[Text provided]:
--

AstraZeneca currently has phase III trials ongoing in multiple countries, with tens of thousands of volunteer subjects participating.
Cheng explained that in their clinical trials, they inject healthy human subjects with the vaccine and monitor for robust immune responses against the virus. So far, they are seeing rapid antibody and T-cell responses; and neutralizing antibodies in 91% of participants one month after the first dose, and in 100% after the second dose.
Cheng stated that they look at four aspects of a vaccine as they evaluate it: a strong immune response, T-cell response, neutralizing antibody activity, and safety. “We are seeing very robust protection,” she said. She added that she hopes for multiple vaccines from multiple companies.
Ethically prioritizing vaccine distribution
Fair and equitable supply of the vaccine is a major global concern over the coronavirus crisis and it’s also a key priority of AstraZeneca.

--

[Task instructions]:
a. Decide whether each statement agrees with the AstraZeneca excerpt: (i) neutralizing antibodies appeared in 91% of participants one month after the second dose; (ii) Cheng evaluates a vaccine on four aspects; (iii) Cheng hopes a single company will supply the vaccine. Give yes or no for each, with the deciding words quoted.
b. Summarize the AstraZeneca excerpt in two sentences.
c. Retype the AstraZeneca excerpt, everything from "AstraZeneca currently has" down to "the second dose.".

--

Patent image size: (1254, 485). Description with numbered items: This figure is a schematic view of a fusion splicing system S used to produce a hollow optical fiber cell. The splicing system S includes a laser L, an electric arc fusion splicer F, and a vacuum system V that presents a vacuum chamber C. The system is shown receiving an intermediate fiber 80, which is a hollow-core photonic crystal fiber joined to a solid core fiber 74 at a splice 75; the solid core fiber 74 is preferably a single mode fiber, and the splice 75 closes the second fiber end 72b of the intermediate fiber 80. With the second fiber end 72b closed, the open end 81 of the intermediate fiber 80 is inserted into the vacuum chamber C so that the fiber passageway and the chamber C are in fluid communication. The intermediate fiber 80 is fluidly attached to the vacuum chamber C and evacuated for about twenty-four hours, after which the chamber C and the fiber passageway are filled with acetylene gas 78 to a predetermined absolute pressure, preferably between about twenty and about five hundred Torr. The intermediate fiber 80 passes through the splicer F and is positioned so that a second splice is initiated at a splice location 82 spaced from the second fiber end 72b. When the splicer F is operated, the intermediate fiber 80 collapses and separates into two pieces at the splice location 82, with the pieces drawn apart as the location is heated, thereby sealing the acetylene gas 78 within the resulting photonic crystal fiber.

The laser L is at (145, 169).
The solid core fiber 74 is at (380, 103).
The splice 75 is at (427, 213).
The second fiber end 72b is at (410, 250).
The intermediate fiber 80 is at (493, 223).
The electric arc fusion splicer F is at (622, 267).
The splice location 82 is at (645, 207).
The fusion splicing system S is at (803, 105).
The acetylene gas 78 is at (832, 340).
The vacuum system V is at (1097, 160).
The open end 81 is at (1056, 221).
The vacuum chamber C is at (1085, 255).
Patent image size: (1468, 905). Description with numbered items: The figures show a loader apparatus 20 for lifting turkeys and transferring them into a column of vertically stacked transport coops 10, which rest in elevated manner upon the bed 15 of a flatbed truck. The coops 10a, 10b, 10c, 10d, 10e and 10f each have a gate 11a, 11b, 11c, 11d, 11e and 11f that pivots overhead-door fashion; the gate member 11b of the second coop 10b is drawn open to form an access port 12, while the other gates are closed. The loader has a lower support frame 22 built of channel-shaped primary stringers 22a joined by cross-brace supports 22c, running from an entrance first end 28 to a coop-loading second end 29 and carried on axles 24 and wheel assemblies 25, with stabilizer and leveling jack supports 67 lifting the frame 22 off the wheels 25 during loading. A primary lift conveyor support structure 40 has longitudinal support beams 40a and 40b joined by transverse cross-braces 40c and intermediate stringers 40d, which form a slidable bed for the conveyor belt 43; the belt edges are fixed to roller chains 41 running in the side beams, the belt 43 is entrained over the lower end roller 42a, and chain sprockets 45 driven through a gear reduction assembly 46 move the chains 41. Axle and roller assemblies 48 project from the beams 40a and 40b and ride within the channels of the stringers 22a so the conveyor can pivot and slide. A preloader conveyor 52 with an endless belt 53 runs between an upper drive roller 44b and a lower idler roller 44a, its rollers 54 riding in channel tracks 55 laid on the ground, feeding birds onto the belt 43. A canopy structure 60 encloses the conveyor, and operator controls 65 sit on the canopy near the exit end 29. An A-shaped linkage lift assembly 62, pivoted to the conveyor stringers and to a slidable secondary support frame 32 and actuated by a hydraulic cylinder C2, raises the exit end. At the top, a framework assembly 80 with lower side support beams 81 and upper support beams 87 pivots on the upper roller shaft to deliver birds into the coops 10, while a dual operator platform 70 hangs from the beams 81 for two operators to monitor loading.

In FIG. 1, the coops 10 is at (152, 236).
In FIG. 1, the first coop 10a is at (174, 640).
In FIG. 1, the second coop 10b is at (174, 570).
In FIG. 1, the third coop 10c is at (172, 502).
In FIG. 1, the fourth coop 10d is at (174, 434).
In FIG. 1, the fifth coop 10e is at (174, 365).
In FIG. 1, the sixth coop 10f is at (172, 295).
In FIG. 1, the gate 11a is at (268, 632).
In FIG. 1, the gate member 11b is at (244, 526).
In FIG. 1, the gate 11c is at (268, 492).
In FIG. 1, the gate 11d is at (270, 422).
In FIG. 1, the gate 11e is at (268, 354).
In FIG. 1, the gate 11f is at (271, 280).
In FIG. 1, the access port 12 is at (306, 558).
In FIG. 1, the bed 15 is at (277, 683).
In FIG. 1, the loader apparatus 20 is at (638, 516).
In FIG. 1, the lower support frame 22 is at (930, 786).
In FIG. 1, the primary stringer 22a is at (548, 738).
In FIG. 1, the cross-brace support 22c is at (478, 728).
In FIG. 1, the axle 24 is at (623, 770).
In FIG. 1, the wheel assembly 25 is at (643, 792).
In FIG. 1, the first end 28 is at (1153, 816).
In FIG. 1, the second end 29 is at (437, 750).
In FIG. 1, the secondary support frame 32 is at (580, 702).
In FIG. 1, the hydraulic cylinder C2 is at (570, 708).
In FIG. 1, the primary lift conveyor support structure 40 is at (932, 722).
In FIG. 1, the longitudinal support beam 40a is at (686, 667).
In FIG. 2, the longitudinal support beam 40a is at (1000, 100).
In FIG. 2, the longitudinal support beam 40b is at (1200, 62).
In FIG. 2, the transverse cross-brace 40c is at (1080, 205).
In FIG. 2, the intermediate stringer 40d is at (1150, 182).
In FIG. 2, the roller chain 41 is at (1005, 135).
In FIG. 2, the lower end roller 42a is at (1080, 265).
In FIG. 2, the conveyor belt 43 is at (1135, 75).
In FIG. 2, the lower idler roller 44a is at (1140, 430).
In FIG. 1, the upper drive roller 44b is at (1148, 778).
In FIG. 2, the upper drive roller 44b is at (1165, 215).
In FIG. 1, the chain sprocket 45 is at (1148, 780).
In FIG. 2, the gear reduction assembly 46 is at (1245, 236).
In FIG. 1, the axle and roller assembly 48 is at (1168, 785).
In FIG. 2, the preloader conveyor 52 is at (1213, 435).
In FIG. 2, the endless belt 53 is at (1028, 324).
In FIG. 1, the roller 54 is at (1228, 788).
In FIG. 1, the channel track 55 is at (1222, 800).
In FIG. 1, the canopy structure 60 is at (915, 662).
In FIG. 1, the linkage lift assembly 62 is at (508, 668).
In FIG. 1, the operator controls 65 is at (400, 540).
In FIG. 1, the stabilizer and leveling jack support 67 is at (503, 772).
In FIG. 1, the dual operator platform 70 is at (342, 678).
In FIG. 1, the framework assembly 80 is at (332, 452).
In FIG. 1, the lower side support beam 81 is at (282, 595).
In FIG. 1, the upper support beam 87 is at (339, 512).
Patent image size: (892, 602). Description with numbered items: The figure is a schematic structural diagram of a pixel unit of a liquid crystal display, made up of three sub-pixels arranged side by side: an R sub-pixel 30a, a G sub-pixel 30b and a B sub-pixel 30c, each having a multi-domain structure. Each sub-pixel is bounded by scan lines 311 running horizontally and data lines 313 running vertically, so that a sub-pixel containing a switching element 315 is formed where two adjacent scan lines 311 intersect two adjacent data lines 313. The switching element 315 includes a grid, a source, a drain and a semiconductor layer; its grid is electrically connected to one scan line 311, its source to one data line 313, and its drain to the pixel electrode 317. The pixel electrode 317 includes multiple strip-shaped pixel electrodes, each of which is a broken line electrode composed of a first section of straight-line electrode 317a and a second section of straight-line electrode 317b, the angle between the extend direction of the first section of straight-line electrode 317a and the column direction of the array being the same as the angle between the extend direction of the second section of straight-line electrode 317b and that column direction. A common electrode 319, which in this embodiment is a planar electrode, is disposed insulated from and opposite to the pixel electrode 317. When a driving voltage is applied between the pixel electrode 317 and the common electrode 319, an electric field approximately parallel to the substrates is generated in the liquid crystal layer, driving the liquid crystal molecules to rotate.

--

[Answers to the problems]:
a.
(i) No: "neutralizing antibodies in 91% of participants one month after the first dose, and in 100% after the second dose"
(ii) Yes: "they look at four aspects of a vaccine as they evaluate it"
(iii) No: "she hopes for multiple vaccines from multiple companies"

b. AstraZeneca has phase III trials running in multiple countries with tens of thousands of volunteers, and Cheng reported rapid antibody and T-cell responses, with neutralizing antibodies in 91% of participants after the first dose and 100% after the second. She said vaccines are judged on immune response, T-cell response, neutralizing antibody activity and safety, and the excerpt names fair and equitable vaccine supply as a major global concern and a key AstraZeneca priority.

c.
AstraZeneca currently has phase III trials ongoing in multiple countries, with tens of thousands of volunteer subjects participating.
Cheng explained that in their clinical trials, they inject healthy human subjects with the vaccine and monitor for robust immune responses against the virus. So far, they are seeing rapid antibody and T-cell responses; and neutralizing antibodies in 91% of participants one month after the first dose, and in 100% after the second dose.